Records to process –
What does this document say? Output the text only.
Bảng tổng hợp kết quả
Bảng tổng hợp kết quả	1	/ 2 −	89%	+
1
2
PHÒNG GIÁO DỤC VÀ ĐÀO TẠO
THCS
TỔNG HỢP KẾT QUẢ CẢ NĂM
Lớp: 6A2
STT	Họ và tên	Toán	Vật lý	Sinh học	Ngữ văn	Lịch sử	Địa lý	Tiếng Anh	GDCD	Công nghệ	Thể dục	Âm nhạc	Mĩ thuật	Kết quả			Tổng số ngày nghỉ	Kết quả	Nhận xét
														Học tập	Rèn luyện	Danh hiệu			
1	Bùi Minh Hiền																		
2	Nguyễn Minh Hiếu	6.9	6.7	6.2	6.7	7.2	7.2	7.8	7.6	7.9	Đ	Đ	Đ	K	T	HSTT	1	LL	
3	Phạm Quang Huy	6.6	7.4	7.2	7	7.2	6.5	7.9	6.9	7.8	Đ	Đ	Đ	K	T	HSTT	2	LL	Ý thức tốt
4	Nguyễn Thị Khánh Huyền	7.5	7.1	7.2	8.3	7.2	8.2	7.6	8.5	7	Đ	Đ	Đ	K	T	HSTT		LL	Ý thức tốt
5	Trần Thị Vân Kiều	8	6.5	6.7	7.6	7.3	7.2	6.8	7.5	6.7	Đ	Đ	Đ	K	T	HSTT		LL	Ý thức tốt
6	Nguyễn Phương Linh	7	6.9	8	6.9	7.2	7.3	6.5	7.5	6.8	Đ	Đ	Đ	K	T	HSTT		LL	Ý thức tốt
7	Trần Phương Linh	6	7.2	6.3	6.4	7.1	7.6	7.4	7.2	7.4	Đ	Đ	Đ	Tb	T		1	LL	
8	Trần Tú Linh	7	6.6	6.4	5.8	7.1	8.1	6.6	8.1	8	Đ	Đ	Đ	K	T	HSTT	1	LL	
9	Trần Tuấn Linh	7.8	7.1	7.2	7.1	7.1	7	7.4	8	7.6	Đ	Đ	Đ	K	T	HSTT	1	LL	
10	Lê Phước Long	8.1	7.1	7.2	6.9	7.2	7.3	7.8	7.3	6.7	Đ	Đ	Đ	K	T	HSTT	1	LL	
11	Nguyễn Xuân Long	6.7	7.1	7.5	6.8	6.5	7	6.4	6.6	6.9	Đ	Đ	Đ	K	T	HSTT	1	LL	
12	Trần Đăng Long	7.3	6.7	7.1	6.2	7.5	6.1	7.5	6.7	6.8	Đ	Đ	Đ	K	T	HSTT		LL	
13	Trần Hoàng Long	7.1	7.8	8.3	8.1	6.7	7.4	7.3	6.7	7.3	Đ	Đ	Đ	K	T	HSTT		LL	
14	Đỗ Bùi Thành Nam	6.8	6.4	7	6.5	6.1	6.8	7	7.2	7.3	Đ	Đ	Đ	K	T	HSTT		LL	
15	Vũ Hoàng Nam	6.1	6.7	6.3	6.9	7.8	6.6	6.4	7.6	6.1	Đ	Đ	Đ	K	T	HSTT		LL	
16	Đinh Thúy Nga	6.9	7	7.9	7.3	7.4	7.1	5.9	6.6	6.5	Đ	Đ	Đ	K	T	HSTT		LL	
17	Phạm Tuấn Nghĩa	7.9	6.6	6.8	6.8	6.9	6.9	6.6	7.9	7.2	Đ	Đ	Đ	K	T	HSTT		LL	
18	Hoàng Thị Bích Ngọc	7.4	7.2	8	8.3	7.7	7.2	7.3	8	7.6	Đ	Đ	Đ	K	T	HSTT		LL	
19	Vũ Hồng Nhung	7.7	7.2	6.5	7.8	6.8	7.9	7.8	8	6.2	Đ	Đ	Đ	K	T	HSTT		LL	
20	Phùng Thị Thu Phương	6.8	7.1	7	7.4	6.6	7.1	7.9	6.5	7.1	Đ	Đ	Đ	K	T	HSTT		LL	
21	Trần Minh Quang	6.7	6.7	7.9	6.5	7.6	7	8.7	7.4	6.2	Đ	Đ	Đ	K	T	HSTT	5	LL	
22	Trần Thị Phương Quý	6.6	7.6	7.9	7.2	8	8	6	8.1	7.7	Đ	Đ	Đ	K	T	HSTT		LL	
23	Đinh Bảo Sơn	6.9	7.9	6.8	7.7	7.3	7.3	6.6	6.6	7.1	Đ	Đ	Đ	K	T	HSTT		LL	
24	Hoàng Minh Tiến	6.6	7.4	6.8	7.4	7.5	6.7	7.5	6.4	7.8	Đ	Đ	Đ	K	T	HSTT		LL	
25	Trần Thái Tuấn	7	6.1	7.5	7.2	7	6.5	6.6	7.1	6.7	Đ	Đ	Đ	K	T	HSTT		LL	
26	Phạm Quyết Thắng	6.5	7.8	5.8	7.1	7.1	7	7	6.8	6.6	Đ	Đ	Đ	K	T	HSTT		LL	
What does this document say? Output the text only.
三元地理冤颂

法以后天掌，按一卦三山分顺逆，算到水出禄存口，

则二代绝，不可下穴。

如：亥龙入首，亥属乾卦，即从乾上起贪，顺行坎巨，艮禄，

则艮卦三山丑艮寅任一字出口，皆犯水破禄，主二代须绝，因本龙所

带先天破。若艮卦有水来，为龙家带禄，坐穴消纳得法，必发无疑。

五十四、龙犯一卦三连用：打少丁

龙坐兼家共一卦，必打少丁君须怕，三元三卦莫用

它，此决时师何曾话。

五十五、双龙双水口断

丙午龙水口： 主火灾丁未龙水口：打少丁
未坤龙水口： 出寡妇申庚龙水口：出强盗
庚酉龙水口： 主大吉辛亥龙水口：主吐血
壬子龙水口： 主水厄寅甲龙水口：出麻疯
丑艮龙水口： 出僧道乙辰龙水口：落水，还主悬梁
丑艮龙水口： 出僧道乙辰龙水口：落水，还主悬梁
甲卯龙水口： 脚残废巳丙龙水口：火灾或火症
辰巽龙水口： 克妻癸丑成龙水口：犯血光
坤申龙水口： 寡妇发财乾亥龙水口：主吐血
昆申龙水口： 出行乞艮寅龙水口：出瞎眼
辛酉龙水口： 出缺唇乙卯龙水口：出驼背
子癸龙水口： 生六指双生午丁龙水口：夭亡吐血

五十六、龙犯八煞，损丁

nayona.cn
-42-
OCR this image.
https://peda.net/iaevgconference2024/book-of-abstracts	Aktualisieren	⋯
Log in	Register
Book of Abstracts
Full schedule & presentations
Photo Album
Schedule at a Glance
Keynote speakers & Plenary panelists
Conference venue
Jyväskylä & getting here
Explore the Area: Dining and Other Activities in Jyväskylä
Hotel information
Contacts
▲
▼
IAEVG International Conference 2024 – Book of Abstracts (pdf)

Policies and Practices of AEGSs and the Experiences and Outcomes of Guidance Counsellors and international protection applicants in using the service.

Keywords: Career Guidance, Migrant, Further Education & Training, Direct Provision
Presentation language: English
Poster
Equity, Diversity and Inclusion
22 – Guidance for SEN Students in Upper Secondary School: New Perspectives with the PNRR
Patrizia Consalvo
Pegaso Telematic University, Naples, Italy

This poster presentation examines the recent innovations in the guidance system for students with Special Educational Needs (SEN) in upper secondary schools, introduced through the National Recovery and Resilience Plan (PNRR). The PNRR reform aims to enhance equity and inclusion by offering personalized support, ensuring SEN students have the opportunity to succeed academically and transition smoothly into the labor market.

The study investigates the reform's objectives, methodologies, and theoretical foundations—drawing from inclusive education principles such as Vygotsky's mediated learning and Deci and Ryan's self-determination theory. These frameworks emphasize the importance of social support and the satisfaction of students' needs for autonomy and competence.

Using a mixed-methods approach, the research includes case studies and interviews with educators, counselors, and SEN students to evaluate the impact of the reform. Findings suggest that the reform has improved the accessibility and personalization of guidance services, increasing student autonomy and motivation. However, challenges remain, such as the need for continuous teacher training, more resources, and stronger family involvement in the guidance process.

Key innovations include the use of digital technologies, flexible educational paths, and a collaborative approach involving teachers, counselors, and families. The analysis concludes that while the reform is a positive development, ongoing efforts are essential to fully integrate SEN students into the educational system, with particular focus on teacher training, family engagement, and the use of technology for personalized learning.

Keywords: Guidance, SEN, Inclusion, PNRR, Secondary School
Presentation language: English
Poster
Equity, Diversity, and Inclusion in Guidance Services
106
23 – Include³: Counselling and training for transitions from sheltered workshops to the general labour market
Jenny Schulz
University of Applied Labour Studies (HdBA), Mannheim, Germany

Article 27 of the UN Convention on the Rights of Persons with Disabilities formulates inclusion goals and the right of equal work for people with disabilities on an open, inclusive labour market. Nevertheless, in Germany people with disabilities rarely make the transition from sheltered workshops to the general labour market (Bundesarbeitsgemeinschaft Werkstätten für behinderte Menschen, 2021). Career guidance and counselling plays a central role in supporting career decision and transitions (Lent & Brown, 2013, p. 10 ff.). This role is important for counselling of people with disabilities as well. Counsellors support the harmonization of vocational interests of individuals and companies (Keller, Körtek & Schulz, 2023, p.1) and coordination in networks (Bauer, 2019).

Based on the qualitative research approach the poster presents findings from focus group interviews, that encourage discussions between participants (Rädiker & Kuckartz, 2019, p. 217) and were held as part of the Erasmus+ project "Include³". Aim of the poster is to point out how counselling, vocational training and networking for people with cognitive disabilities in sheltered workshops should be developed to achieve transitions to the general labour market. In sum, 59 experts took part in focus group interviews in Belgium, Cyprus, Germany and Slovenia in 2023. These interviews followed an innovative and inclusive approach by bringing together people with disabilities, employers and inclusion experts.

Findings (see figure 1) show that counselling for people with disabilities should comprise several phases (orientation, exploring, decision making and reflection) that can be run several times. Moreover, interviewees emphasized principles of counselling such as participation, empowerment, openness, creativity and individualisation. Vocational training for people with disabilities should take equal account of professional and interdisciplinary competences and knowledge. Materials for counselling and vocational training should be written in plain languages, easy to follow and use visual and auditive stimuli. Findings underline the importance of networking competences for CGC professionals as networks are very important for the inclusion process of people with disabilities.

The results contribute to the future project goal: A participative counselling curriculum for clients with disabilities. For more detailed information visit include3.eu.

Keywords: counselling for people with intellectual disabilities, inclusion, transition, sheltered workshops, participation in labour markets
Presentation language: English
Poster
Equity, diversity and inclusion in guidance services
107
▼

What is asked – Find each line holding "Bảng". Copy it out.

Task output –
Bảng tổng hợp kết quả
Bảng tổng hợp kết quả	1	/ 2 −	89%	+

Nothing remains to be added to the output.